> **RECORDS PROVIDED**
## begin
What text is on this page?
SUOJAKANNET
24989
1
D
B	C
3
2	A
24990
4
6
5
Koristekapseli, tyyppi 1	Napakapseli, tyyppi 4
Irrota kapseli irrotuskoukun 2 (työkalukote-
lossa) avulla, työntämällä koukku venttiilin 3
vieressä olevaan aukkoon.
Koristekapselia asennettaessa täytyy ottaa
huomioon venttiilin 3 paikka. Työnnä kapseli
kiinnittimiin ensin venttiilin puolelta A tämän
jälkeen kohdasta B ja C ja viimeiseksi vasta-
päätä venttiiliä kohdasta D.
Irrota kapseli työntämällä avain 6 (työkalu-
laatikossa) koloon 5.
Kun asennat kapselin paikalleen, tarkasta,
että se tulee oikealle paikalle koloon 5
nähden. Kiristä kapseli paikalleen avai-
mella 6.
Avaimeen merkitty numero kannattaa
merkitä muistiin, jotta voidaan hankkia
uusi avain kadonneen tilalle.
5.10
## end
> **DIRECTIONS**
How many lines of the listing above include the word "koloon"? Reply with the number alone.

> **TASK RESULT**
2